>> Begin STORED ROWS

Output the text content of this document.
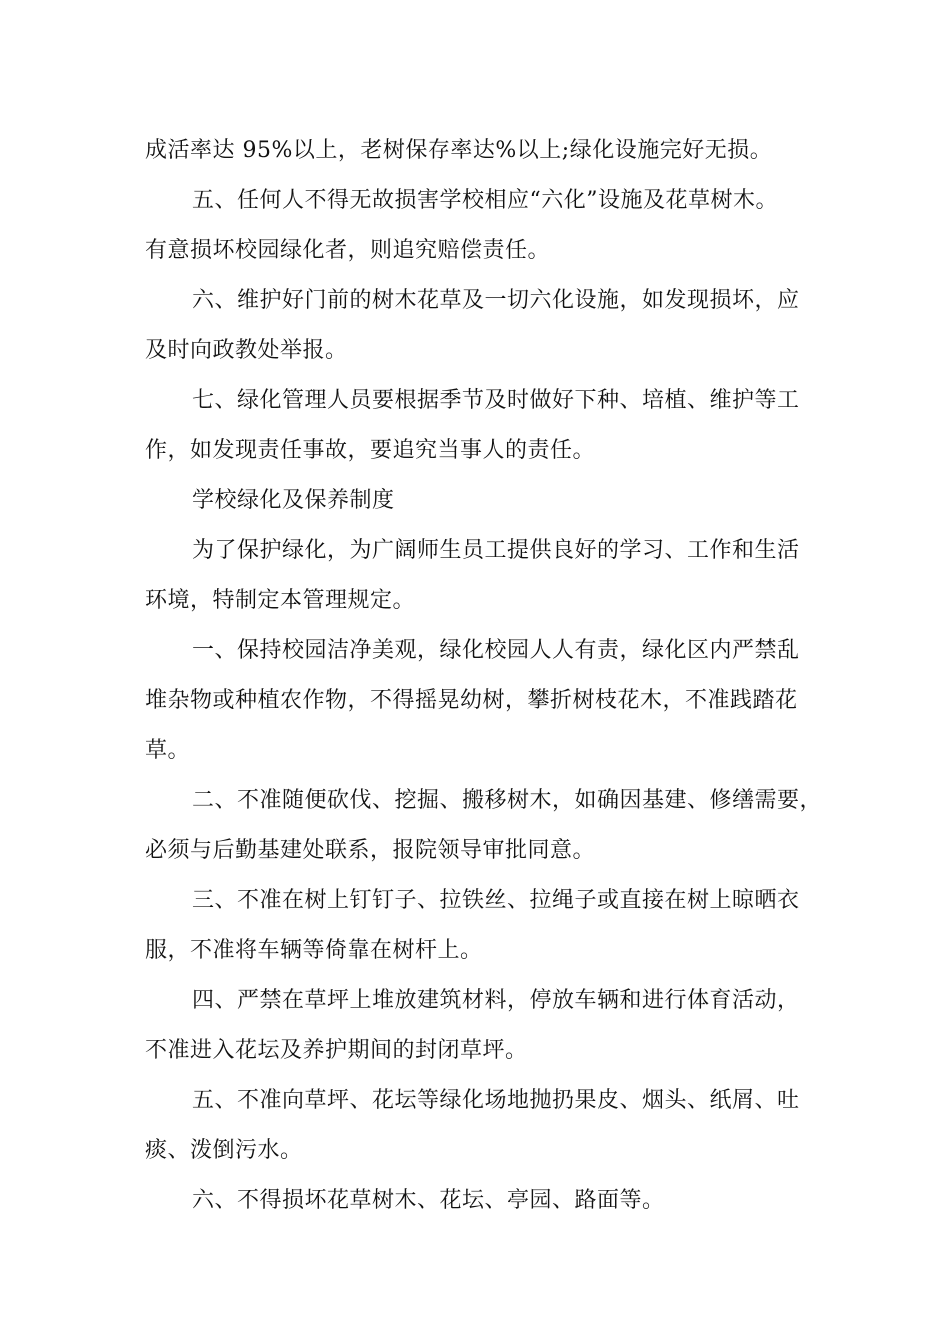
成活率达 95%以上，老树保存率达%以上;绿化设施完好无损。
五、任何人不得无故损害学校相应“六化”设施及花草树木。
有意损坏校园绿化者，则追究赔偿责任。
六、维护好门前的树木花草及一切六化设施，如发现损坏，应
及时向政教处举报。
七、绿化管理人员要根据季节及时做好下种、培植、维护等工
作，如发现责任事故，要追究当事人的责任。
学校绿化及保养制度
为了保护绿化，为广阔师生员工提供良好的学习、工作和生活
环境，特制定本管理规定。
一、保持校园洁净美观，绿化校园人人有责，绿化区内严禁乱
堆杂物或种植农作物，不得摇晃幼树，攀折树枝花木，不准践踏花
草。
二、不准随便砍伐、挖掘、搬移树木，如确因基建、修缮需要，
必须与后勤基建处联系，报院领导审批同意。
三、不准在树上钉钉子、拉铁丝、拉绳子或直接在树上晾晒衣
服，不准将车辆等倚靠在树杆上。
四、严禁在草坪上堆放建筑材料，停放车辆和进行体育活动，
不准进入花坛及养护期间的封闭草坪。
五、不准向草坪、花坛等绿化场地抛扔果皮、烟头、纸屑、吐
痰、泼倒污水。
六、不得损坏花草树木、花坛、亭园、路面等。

>> End STORED ROWS

PROBLEM DESCRIPTION → Without the pictures, write out every entry precisely as it appears.

TASK RESULT →
Output the text content of this document.
成活率达 95%以上，老树保存率达%以上;绿化设施完好无损。
五、任何人不得无故损害学校相应“六化”设施及花草树木。
有意损坏校园绿化者，则追究赔偿责任。
六、维护好门前的树木花草及一切六化设施，如发现损坏，应
及时向政教处举报。
七、绿化管理人员要根据季节及时做好下种、培植、维护等工
作，如发现责任事故，要追究当事人的责任。
学校绿化及保养制度
为了保护绿化，为广阔师生员工提供良好的学习、工作和生活
环境，特制定本管理规定。
一、保持校园洁净美观，绿化校园人人有责，绿化区内严禁乱
堆杂物或种植农作物，不得摇晃幼树，攀折树枝花木，不准践踏花
草。
二、不准随便砍伐、挖掘、搬移树木，如确因基建、修缮需要，
必须与后勤基建处联系，报院领导审批同意。
三、不准在树上钉钉子、拉铁丝、拉绳子或直接在树上晾晒衣
服，不准将车辆等倚靠在树杆上。
四、严禁在草坪上堆放建筑材料，停放车辆和进行体育活动，
不准进入花坛及养护期间的封闭草坪。
五、不准向草坪、花坛等绿化场地抛扔果皮、烟头、纸屑、吐
痰、泼倒污水。
六、不得损坏花草树木、花坛、亭园、路面等。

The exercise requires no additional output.